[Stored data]
==============================
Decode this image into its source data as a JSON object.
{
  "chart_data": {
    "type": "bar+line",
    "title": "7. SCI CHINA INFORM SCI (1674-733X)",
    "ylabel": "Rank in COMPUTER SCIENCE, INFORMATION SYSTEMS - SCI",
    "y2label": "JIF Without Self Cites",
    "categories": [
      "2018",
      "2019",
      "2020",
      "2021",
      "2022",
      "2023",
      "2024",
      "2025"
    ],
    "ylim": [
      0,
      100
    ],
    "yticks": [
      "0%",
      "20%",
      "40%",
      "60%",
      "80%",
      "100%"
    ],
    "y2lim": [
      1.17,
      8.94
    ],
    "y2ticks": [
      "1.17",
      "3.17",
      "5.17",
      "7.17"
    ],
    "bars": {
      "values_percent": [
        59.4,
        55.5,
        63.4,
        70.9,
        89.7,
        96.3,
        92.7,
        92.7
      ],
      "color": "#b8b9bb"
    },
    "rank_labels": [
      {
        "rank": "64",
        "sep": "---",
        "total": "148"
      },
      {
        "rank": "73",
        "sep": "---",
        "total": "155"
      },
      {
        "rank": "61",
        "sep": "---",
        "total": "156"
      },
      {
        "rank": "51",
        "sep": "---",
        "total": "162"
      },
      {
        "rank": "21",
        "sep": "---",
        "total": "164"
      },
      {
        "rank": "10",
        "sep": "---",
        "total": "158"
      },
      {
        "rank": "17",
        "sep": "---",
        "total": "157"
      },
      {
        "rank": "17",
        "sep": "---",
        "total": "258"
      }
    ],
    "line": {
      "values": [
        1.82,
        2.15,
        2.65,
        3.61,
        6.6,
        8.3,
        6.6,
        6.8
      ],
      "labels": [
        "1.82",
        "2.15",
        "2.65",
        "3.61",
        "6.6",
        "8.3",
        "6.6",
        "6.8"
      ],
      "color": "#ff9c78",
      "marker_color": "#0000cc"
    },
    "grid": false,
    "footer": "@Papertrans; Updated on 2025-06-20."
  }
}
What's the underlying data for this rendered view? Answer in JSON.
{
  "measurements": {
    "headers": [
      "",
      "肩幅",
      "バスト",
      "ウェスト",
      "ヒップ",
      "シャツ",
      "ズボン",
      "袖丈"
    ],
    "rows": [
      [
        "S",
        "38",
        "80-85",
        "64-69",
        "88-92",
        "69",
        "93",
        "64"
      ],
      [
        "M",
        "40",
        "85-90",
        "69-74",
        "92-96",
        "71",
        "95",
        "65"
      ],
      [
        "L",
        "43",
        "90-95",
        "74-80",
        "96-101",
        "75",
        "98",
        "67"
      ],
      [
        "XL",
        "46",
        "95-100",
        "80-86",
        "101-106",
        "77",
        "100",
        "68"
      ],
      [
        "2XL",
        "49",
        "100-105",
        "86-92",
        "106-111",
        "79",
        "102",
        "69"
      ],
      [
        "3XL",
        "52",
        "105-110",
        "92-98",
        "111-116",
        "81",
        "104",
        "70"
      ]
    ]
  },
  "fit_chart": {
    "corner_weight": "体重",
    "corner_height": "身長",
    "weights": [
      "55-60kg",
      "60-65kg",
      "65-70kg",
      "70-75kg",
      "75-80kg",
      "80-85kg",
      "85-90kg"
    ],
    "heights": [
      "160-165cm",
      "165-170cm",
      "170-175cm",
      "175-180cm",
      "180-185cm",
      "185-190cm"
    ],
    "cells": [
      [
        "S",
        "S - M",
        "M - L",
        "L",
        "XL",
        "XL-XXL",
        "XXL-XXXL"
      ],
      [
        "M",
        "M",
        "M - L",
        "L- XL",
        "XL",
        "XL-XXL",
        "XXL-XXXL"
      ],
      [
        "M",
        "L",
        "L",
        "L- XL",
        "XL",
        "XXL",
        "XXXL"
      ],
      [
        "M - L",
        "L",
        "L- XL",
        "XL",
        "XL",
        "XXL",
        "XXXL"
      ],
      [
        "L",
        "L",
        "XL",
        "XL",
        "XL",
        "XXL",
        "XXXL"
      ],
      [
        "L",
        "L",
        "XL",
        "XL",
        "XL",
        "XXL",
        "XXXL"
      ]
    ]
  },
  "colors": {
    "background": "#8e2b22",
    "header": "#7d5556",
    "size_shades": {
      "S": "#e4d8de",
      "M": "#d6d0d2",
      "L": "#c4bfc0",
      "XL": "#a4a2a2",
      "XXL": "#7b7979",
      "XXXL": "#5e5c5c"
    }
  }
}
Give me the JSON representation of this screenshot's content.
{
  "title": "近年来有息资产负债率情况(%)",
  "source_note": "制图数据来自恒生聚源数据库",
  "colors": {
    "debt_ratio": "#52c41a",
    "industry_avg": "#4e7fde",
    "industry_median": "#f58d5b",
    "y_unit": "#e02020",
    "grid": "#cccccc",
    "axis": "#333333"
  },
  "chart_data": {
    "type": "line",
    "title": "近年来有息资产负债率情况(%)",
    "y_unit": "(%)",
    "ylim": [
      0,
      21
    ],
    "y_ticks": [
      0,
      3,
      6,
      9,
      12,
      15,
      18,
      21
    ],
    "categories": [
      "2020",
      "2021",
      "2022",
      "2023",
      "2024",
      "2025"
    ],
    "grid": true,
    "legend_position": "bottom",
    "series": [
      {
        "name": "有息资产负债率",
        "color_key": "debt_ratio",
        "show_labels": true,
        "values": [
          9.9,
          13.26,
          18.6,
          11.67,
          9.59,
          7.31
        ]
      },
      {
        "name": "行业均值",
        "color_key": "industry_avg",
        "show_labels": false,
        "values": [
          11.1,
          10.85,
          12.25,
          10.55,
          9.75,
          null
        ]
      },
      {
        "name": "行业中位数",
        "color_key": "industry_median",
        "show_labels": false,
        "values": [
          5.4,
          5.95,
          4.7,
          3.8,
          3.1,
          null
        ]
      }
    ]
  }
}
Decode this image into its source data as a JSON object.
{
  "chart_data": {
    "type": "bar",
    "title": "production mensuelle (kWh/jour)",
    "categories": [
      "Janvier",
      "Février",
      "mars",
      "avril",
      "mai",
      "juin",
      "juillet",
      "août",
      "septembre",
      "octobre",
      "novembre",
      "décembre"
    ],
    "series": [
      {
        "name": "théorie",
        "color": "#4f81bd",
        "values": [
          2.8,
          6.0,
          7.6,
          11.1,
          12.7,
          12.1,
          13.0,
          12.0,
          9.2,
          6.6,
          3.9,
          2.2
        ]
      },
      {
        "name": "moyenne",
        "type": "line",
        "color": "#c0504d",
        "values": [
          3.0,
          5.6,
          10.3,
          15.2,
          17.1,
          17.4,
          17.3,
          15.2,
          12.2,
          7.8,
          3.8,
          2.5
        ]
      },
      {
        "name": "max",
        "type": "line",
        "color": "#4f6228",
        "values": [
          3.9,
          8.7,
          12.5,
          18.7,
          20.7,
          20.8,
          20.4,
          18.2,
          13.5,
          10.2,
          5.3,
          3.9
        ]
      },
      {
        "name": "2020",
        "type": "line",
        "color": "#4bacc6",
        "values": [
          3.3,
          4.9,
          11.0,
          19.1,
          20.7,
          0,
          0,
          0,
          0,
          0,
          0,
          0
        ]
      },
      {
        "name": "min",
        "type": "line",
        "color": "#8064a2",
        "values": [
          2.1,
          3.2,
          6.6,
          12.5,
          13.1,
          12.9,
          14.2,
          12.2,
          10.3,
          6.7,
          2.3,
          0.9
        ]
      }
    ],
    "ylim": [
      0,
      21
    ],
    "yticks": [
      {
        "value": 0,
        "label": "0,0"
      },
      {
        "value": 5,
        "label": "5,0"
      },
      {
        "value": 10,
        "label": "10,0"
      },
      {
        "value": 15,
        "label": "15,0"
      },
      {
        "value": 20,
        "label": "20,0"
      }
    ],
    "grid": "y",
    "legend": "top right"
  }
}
==============================
Reproduce each entry exactly, leaving out nothing.

COMPLETED TASK
Decode this image into its source data as a JSON object.
{
  "chart_data": {
    "type": "bar+line",
    "title": "7. SCI CHINA INFORM SCI (1674-733X)",
    "ylabel": "Rank in COMPUTER SCIENCE, INFORMATION SYSTEMS - SCI",
    "y2label": "JIF Without Self Cites",
    "categories": [
      "2018",
      "2019",
      "2020",
      "2021",
      "2022",
      "2023",
      "2024",
      "2025"
    ],
    "ylim": [
      0,
      100
    ],
    "yticks": [
      "0%",
      "20%",
      "40%",
      "60%",
      "80%",
      "100%"
    ],
    "y2lim": [
      1.17,
      8.94
    ],
    "y2ticks": [
      "1.17",
      "3.17",
      "5.17",
      "7.17"
    ],
    "bars": {
      "values_percent": [
        59.4,
        55.5,
        63.4,
        70.9,
        89.7,
        96.3,
        92.7,
        92.7
      ],
      "color": "#b8b9bb"
    },
    "rank_labels": [
      {
        "rank": "64",
        "sep": "---",
        "total": "148"
      },
      {
        "rank": "73",
        "sep": "---",
        "total": "155"
      },
      {
        "rank": "61",
        "sep": "---",
        "total": "156"
      },
      {
        "rank": "51",
        "sep": "---",
        "total": "162"
      },
      {
        "rank": "21",
        "sep": "---",
        "total": "164"
      },
      {
        "rank": "10",
        "sep": "---",
        "total": "158"
      },
      {
        "rank": "17",
        "sep": "---",
        "total": "157"
      },
      {
        "rank": "17",
        "sep": "---",
        "total": "258"
      }
    ],
    "line": {
      "values": [
        1.82,
        2.15,
        2.65,
        3.61,
        6.6,
        8.3,
        6.6,
        6.8
      ],
      "labels": [
        "1.82",
        "2.15",
        "2.65",
        "3.61",
        "6.6",
        "8.3",
        "6.6",
        "6.8"
      ],
      "color": "#ff9c78",
      "marker_color": "#0000cc"
    },
    "grid": false,
    "footer": "@Papertrans; Updated on 2025-06-20."
  }
}
What's the underlying data for this rendered view? Answer in JSON.
{
  "measurements": {
    "headers": [
      "",
      "肩幅",
      "バスト",
      "ウェスト",
      "ヒップ",
      "シャツ",
      "ズボン",
      "袖丈"
    ],
    "rows": [
      [
        "S",
        "38",
        "80-85",
        "64-69",
        "88-92",
        "69",
        "93",
        "64"
      ],
      [
        "M",
        "40",
        "85-90",
        "69-74",
        "92-96",
        "71",
        "95",
        "65"
      ],
      [
        "L",
        "43",
        "90-95",
        "74-80",
        "96-101",
        "75",
        "98",
        "67"
      ],
      [
        "XL",
        "46",
        "95-100",
        "80-86",
        "101-106",
        "77",
        "100",
        "68"
      ],
      [
        "2XL",
        "49",
        "100-105",
        "86-92",
        "106-111",
        "79",
        "102",
        "69"
      ],
      [
        "3XL",
        "52",
        "105-110",
        "92-98",
        "111-116",
        "81",
        "104",
        "70"
      ]
    ]
  },
  "fit_chart": {
    "corner_weight": "体重",
    "corner_height": "身長",
    "weights": [
      "55-60kg",
      "60-65kg",
      "65-70kg",
      "70-75kg",
      "75-80kg",
      "80-85kg",
      "85-90kg"
    ],
    "heights": [
      "160-165cm",
      "165-170cm",
      "170-175cm",
      "175-180cm",
      "180-185cm",
      "185-190cm"
    ],
    "cells": [
      [
        "S",
        "S - M",
        "M - L",
        "L",
        "XL",
        "XL-XXL",
        "XXL-XXXL"
      ],
      [
        "M",
        "M",
        "M - L",
        "L- XL",
        "XL",
        "XL-XXL",
        "XXL-XXXL"
      ],
      [
        "M",
        "L",
        "L",
        "L- XL",
        "XL",
        "XXL",
        "XXXL"
      ],
      [
        "M - L",
        "L",
        "L- XL",
        "XL",
        "XL",
        "XXL",
        "XXXL"
      ],
      [
        "L",
        "L",
        "XL",
        "XL",
        "XL",
        "XXL",
        "XXXL"
      ],
      [
        "L",
        "L",
        "XL",
        "XL",
        "XL",
        "XXL",
        "XXXL"
      ]
    ]
  },
  "colors": {
    "background": "#8e2b22",
    "header": "#7d5556",
    "size_shades": {
      "S": "#e4d8de",
      "M": "#d6d0d2",
      "L": "#c4bfc0",
      "XL": "#a4a2a2",
      "XXL": "#7b7979",
      "XXXL": "#5e5c5c"
    }
  }
}
Give me the JSON representation of this screenshot's content.
{
  "title": "近年来有息资产负债率情况(%)",
  "source_note": "制图数据来自恒生聚源数据库",
  "colors": {
    "debt_ratio": "#52c41a",
    "industry_avg": "#4e7fde",
    "industry_median": "#f58d5b",
    "y_unit": "#e02020",
    "grid": "#cccccc",
    "axis": "#333333"
  },
  "chart_data": {
    "type": "line",
    "title": "近年来有息资产负债率情况(%)",
    "y_unit": "(%)",
    "ylim": [
      0,
      21
    ],
    "y_ticks": [
      0,
      3,
      6,
      9,
      12,
      15,
      18,
      21
    ],
    "categories": [
      "2020",
      "2021",
      "2022",
      "2023",
      "2024",
      "2025"
    ],
    "grid": true,
    "legend_position": "bottom",
    "series": [
      {
        "name": "有息资产负债率",
        "color_key": "debt_ratio",
        "show_labels": true,
        "values": [
          9.9,
          13.26,
          18.6,
          11.67,
          9.59,
          7.31
        ]
      },
      {
        "name": "行业均值",
        "color_key": "industry_avg",
        "show_labels": false,
        "values": [
          11.1,
          10.85,
          12.25,
          10.55,
          9.75,
          null
        ]
      },
      {
        "name": "行业中位数",
        "color_key": "industry_median",
        "show_labels": false,
        "values": [
          5.4,
          5.95,
          4.7,
          3.8,
          3.1,
          null
        ]
      }
    ]
  }
}
Decode this image into its source data as a JSON object.
{
  "chart_data": {
    "type": "bar",
    "title": "production mensuelle (kWh/jour)",
    "categories": [
      "Janvier",
      "Février",
      "mars",
      "avril",
      "mai",
      "juin",
      "juillet",
      "août",
      "septembre",
      "octobre",
      "novembre",
      "décembre"
    ],
    "series": [
      {
        "name": "théorie",
        "color": "#4f81bd",
        "values": [
          2.8,
          6.0,
          7.6,
          11.1,
          12.7,
          12.1,
          13.0,
          12.0,
          9.2,
          6.6,
          3.9,
          2.2
        ]
      },
      {
        "name": "moyenne",
        "type": "line",
        "color": "#c0504d",
        "values": [
          3.0,
          5.6,
          10.3,
          15.2,
          17.1,
          17.4,
          17.3,
          15.2,
          12.2,
          7.8,
          3.8,
          2.5
        ]
      },
      {
        "name": "max",
        "type": "line",
        "color": "#4f6228",
        "values": [
          3.9,
          8.7,
          12.5,
          18.7,
          20.7,
          20.8,
          20.4,
          18.2,
          13.5,
          10.2,
          5.3,
          3.9
        ]
      },
      {
        "name": "2020",
        "type": "line",
        "color": "#4bacc6",
        "values": [
          3.3,
          4.9,
          11.0,
          19.1,
          20.7,
          0,
          0,
          0,
          0,
          0,
          0,
          0
        ]
      },
      {
        "name": "min",
        "type": "line",
        "color": "#8064a2",
        "values": [
          2.1,
          3.2,
          6.6,
          12.5,
          13.1,
          12.9,
          14.2,
          12.2,
          10.3,
          6.7,
          2.3,
          0.9
        ]
      }
    ],
    "ylim": [
      0,
      21
    ],
    "yticks": [
      {
        "value": 0,
        "label": "0,0"
      },
      {
        "value": 5,
        "label": "5,0"
      },
      {
        "value": 10,
        "label": "10,0"
      },
      {
        "value": 15,
        "label": "15,0"
      },
      {
        "value": 20,
        "label": "20,0"
      }
    ],
    "grid": "y",
    "legend": "top right"
  }
}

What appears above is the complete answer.